:: Dataset ::

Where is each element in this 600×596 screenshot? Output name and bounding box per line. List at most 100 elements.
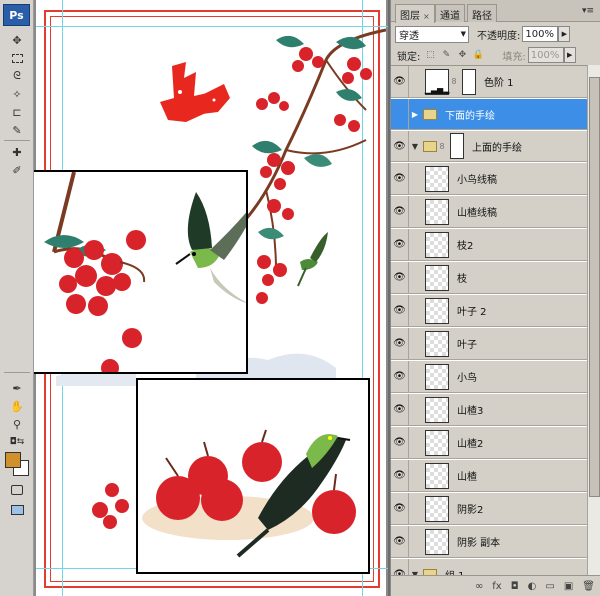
visibility-eye-icon[interactable]: 👁 xyxy=(391,559,409,575)
folder-icon xyxy=(423,140,437,152)
layer-name: 小鸟 xyxy=(457,373,477,384)
layer-thumbnail[interactable] xyxy=(425,429,449,456)
layer-row[interactable]: 👁 山楂 xyxy=(391,460,587,492)
magic-wand-icon[interactable]: ✧ xyxy=(7,86,27,102)
group-icon[interactable]: ▭ xyxy=(545,581,554,592)
layer-row[interactable]: 👁 山楂线稿 xyxy=(391,196,587,228)
trash-icon[interactable]: 🗑 xyxy=(582,581,595,592)
layer-thumbnail[interactable] xyxy=(425,495,449,522)
visibility-eye-icon[interactable]: 👁 xyxy=(391,460,409,491)
layer-thumbnail[interactable] xyxy=(425,396,449,423)
layer-name: 山楂3 xyxy=(457,406,484,417)
layer-name: 下面的手绘 xyxy=(445,110,495,122)
lock-all-icon[interactable]: 🔒 xyxy=(472,49,484,61)
layer-thumbnail[interactable] xyxy=(425,264,449,291)
layer-row[interactable]: 👁 小鸟 xyxy=(391,361,587,393)
layer-row[interactable]: 👁 枝2 xyxy=(391,229,587,261)
lock-position-icon[interactable]: ✥ xyxy=(456,49,468,61)
layer-row[interactable]: 👁 ▁▃▅▂ 8 色阶 1 xyxy=(391,66,587,98)
layer-row[interactable]: 👁 枝 xyxy=(391,262,587,294)
healing-brush-icon[interactable]: ✚ xyxy=(7,144,27,160)
layer-thumbnail[interactable] xyxy=(425,363,449,390)
layer-thumbnail[interactable] xyxy=(425,330,449,357)
swap-colors-icon[interactable]: ◘⇆ xyxy=(7,434,27,450)
visibility-eye-icon[interactable]: 👁 xyxy=(391,163,409,194)
visibility-eye-icon[interactable]: 👁 xyxy=(391,295,409,326)
close-tab-icon[interactable]: × xyxy=(423,12,430,21)
scrollbar-thumb[interactable] xyxy=(589,77,600,497)
layer-row[interactable]: 👁 叶子 xyxy=(391,328,587,360)
marquee-tool-icon[interactable] xyxy=(7,50,27,66)
layer-thumbnail[interactable] xyxy=(425,198,449,225)
zoom-tool-icon[interactable]: ⚲ xyxy=(7,416,27,432)
panel-menu-icon[interactable]: ▾≡ xyxy=(582,6,594,16)
foreground-color-swatch[interactable] xyxy=(5,452,21,468)
hand-tool-icon[interactable]: ✋ xyxy=(7,398,27,414)
visibility-eye-icon[interactable]: 👁 xyxy=(391,394,409,425)
layer-name: 小鸟线稿 xyxy=(457,175,497,186)
levels-histogram-icon[interactable]: ▁▃▅▂ xyxy=(425,68,449,95)
mask-icon[interactable]: ◘ xyxy=(511,581,519,592)
visibility-eye-icon[interactable]: 👁 xyxy=(391,196,409,227)
visibility-eye-icon[interactable]: 👁 xyxy=(391,427,409,458)
layer-row[interactable]: 👁 阴影2 xyxy=(391,493,587,525)
lock-pixels-icon[interactable]: ✎ xyxy=(440,49,452,61)
expand-down-icon[interactable]: ▼ xyxy=(409,142,421,151)
opacity-label: 不透明度: xyxy=(477,30,521,42)
layer-mask-thumbnail[interactable] xyxy=(450,133,464,159)
layer-row[interactable]: 👁 山楂3 xyxy=(391,394,587,426)
layer-row[interactable]: 👁 山楂2 xyxy=(391,427,587,459)
link-icon[interactable]: ∞ xyxy=(475,581,483,592)
opacity-field[interactable]: 100% xyxy=(522,26,559,42)
new-layer-icon[interactable]: ▣ xyxy=(564,581,573,592)
tools-panel: Ps ✥ ᘓ ✧ ⊏ ✎ ✚ ✐ ✒ ✋ ⚲ ◘⇆ xyxy=(0,0,34,596)
detail-inset-berries-bird xyxy=(34,170,248,374)
layer-thumbnail[interactable] xyxy=(425,165,449,192)
visibility-eye-icon[interactable]: 👁 xyxy=(391,262,409,293)
layers-scrollbar[interactable] xyxy=(587,65,600,575)
brush-icon[interactable]: ✐ xyxy=(7,162,27,178)
layer-row[interactable]: 👁▼组 1 xyxy=(391,559,587,575)
fill-slider-toggle[interactable]: ▶ xyxy=(563,47,576,63)
tab-layers-label: 图层 xyxy=(400,11,420,22)
tab-paths[interactable]: 路径 xyxy=(467,4,497,22)
layer-row[interactable]: ▶ 下面的手绘 xyxy=(391,99,587,130)
visibility-eye-icon[interactable]: 👁 xyxy=(391,361,409,392)
visibility-eye-icon[interactable]: 👁 xyxy=(391,66,409,97)
eyedropper-icon[interactable]: ✒ xyxy=(7,380,27,396)
link-icon: 8 xyxy=(439,141,445,151)
document-canvas[interactable] xyxy=(34,0,388,596)
quick-mask-icon[interactable] xyxy=(7,482,27,498)
visibility-eye-icon[interactable]: 👁 xyxy=(391,526,409,557)
visibility-eye-icon[interactable]: 👁 xyxy=(391,328,409,359)
layer-row[interactable]: 👁 阴影 副本 xyxy=(391,526,587,558)
fx-icon[interactable]: fx xyxy=(492,581,501,592)
layer-row[interactable]: 👁 ▼ 8 上面的手绘 xyxy=(391,131,587,162)
layers-panel: 图层 × 通道 路径 ▾≡ 穿透 ▼ 不透明度: 100% ▶ 锁定: ⬚ ✎ ✥… xyxy=(390,0,600,596)
visibility-eye-icon[interactable]: 👁 xyxy=(391,493,409,524)
blend-mode-select[interactable]: 穿透 ▼ xyxy=(395,25,469,43)
screen-mode-icon[interactable] xyxy=(7,502,27,518)
document-canvas-area[interactable] xyxy=(34,0,388,596)
crop-tool-icon[interactable]: ⊏ xyxy=(7,104,27,120)
layer-thumbnail[interactable] xyxy=(425,297,449,324)
collapse-right-icon[interactable]: ▶ xyxy=(409,110,421,119)
layer-row[interactable]: 👁 小鸟线稿 xyxy=(391,163,587,195)
lasso-tool-icon[interactable]: ᘓ xyxy=(7,68,27,84)
tab-layers[interactable]: 图层 × xyxy=(395,4,435,23)
opacity-slider-toggle[interactable]: ▶ xyxy=(558,26,571,42)
layer-row[interactable]: 👁 叶子 2 xyxy=(391,295,587,327)
lock-transparency-icon[interactable]: ⬚ xyxy=(424,49,436,61)
layer-thumbnail[interactable] xyxy=(425,462,449,489)
slice-eyedropper-icon[interactable]: ✎ xyxy=(7,122,27,138)
visibility-eye-icon[interactable]: 👁 xyxy=(391,131,409,161)
layer-thumbnail[interactable] xyxy=(425,528,449,555)
visibility-eye-icon[interactable] xyxy=(391,99,409,129)
fill-field[interactable]: 100% xyxy=(527,47,564,63)
move-tool-icon[interactable]: ✥ xyxy=(7,32,27,48)
layer-thumbnail[interactable] xyxy=(425,231,449,258)
adjustment-icon[interactable]: ◐ xyxy=(528,581,537,592)
layer-mask-thumbnail[interactable] xyxy=(462,68,476,95)
visibility-eye-icon[interactable]: 👁 xyxy=(391,229,409,260)
tab-channels[interactable]: 通道 xyxy=(435,4,465,22)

:::

Reproduce the records above line for line without any changes, leaving out the pictures.

* Full response
Where is each element in this 600×596 screenshot? Output name and bounding box per line. List at most 100 elements.
visibility-eye-icon[interactable]: 👁 xyxy=(391,559,409,575)
folder-icon xyxy=(423,140,437,152)
layer-name: 小鸟 xyxy=(457,373,477,384)
layer-thumbnail[interactable] xyxy=(425,429,449,456)
layer-row[interactable]: 👁 山楂 xyxy=(391,460,587,492)
magic-wand-icon[interactable]: ✧ xyxy=(7,86,27,102)
group-icon[interactable]: ▭ xyxy=(545,581,554,592)
layer-row[interactable]: 👁 山楂线稿 xyxy=(391,196,587,228)
trash-icon[interactable]: 🗑 xyxy=(582,581,595,592)
layer-thumbnail[interactable] xyxy=(425,495,449,522)
visibility-eye-icon[interactable]: 👁 xyxy=(391,460,409,491)
layer-thumbnail[interactable] xyxy=(425,396,449,423)
layer-name: 山楂3 xyxy=(457,406,484,417)
layer-name: 下面的手绘 xyxy=(445,110,495,122)
lock-all-icon[interactable]: 🔒 xyxy=(472,49,484,61)
layer-thumbnail[interactable] xyxy=(425,264,449,291)
layer-row[interactable]: 👁 小鸟 xyxy=(391,361,587,393)
layer-row[interactable]: 👁 枝2 xyxy=(391,229,587,261)
lock-position-icon[interactable]: ✥ xyxy=(456,49,468,61)
layer-row[interactable]: 👁 ▁▃▅▂ 8 色阶 1 xyxy=(391,66,587,98)
layer-row[interactable]: 👁 枝 xyxy=(391,262,587,294)
healing-brush-icon[interactable]: ✚ xyxy=(7,144,27,160)
layer-thumbnail[interactable] xyxy=(425,363,449,390)
layer-thumbnail[interactable] xyxy=(425,330,449,357)
swap-colors-icon[interactable]: ◘⇆ xyxy=(7,434,27,450)
visibility-eye-icon[interactable]: 👁 xyxy=(391,163,409,194)
visibility-eye-icon[interactable]: 👁 xyxy=(391,295,409,326)
close-tab-icon[interactable]: × xyxy=(423,12,430,21)
scrollbar-thumb[interactable] xyxy=(589,77,600,497)
layer-row[interactable]: 👁 叶子 xyxy=(391,328,587,360)
marquee-tool-icon[interactable] xyxy=(7,50,27,66)
layer-thumbnail[interactable] xyxy=(425,198,449,225)
zoom-tool-icon[interactable]: ⚲ xyxy=(7,416,27,432)
panel-menu-icon[interactable]: ▾≡ xyxy=(582,6,594,16)
foreground-color-swatch[interactable] xyxy=(5,452,21,468)
hand-tool-icon[interactable]: ✋ xyxy=(7,398,27,414)
visibility-eye-icon[interactable]: 👁 xyxy=(391,394,409,425)
layer-name: 小鸟线稿 xyxy=(457,175,497,186)
levels-histogram-icon[interactable]: ▁▃▅▂ xyxy=(425,68,449,95)
mask-icon[interactable]: ◘ xyxy=(511,581,519,592)
visibility-eye-icon[interactable]: 👁 xyxy=(391,196,409,227)
visibility-eye-icon[interactable]: 👁 xyxy=(391,427,409,458)
layer-row[interactable]: 👁 阴影2 xyxy=(391,493,587,525)
lock-pixels-icon[interactable]: ✎ xyxy=(440,49,452,61)
expand-down-icon[interactable]: ▼ xyxy=(409,142,421,151)
opacity-label: 不透明度: xyxy=(477,30,521,42)
layer-mask-thumbnail[interactable] xyxy=(450,133,464,159)
layer-row[interactable]: 👁 山楂3 xyxy=(391,394,587,426)
layer-row[interactable]: 👁 山楂2 xyxy=(391,427,587,459)
link-icon[interactable]: ∞ xyxy=(475,581,483,592)
opacity-field[interactable]: 100% xyxy=(522,26,559,42)
new-layer-icon[interactable]: ▣ xyxy=(564,581,573,592)
tools-panel: Ps ✥ ᘓ ✧ ⊏ ✎ ✚ ✐ ✒ ✋ ⚲ ◘⇆ xyxy=(0,0,34,596)
detail-inset-berries-bird xyxy=(34,170,248,374)
layer-thumbnail[interactable] xyxy=(425,165,449,192)
visibility-eye-icon[interactable]: 👁 xyxy=(391,262,409,293)
layers-scrollbar[interactable] xyxy=(587,65,600,575)
brush-icon[interactable]: ✐ xyxy=(7,162,27,178)
layer-row[interactable]: 👁▼组 1 xyxy=(391,559,587,575)
fill-slider-toggle[interactable]: ▶ xyxy=(563,47,576,63)
tab-layers-label: 图层 xyxy=(400,11,420,22)
tab-paths[interactable]: 路径 xyxy=(467,4,497,22)
layer-row[interactable]: ▶ 下面的手绘 xyxy=(391,99,587,130)
visibility-eye-icon[interactable]: 👁 xyxy=(391,361,409,392)
visibility-eye-icon[interactable]: 👁 xyxy=(391,66,409,97)
eyedropper-icon[interactable]: ✒ xyxy=(7,380,27,396)
link-icon: 8 xyxy=(439,141,445,151)
document-canvas[interactable] xyxy=(34,0,388,596)
quick-mask-icon[interactable] xyxy=(7,482,27,498)
visibility-eye-icon[interactable]: 👁 xyxy=(391,526,409,557)
visibility-eye-icon[interactable]: 👁 xyxy=(391,328,409,359)
layer-row[interactable]: 👁 阴影 副本 xyxy=(391,526,587,558)
fx-icon[interactable]: fx xyxy=(492,581,501,592)
layer-row[interactable]: 👁 ▼ 8 上面的手绘 xyxy=(391,131,587,162)
layers-panel: 图层 × 通道 路径 ▾≡ 穿透 ▼ 不透明度: 100% ▶ 锁定: ⬚ ✎ ✥… xyxy=(390,0,600,596)
visibility-eye-icon[interactable]: 👁 xyxy=(391,493,409,524)
blend-mode-select[interactable]: 穿透 ▼ xyxy=(395,25,469,43)
screen-mode-icon[interactable] xyxy=(7,502,27,518)
document-canvas-area[interactable] xyxy=(34,0,388,596)
crop-tool-icon[interactable]: ⊏ xyxy=(7,104,27,120)
layer-thumbnail[interactable] xyxy=(425,297,449,324)
collapse-right-icon[interactable]: ▶ xyxy=(409,110,421,119)
layer-row[interactable]: 👁 小鸟线稿 xyxy=(391,163,587,195)
lasso-tool-icon[interactable]: ᘓ xyxy=(7,68,27,84)
tab-layers[interactable]: 图层 × xyxy=(395,4,435,23)
opacity-slider-toggle[interactable]: ▶ xyxy=(558,26,571,42)
layer-row[interactable]: 👁 叶子 2 xyxy=(391,295,587,327)
lock-transparency-icon[interactable]: ⬚ xyxy=(424,49,436,61)
layer-thumbnail[interactable] xyxy=(425,462,449,489)
slice-eyedropper-icon[interactable]: ✎ xyxy=(7,122,27,138)
visibility-eye-icon[interactable]: 👁 xyxy=(391,131,409,161)
layer-thumbnail[interactable] xyxy=(425,528,449,555)
visibility-eye-icon[interactable] xyxy=(391,99,409,129)
fill-field[interactable]: 100% xyxy=(527,47,564,63)
move-tool-icon[interactable]: ✥ xyxy=(7,32,27,48)
layer-thumbnail[interactable] xyxy=(425,231,449,258)
adjustment-icon[interactable]: ◐ xyxy=(528,581,537,592)
layer-mask-thumbnail[interactable] xyxy=(462,68,476,95)
visibility-eye-icon[interactable]: 👁 xyxy=(391,229,409,260)
tab-channels[interactable]: 通道 xyxy=(435,4,465,22)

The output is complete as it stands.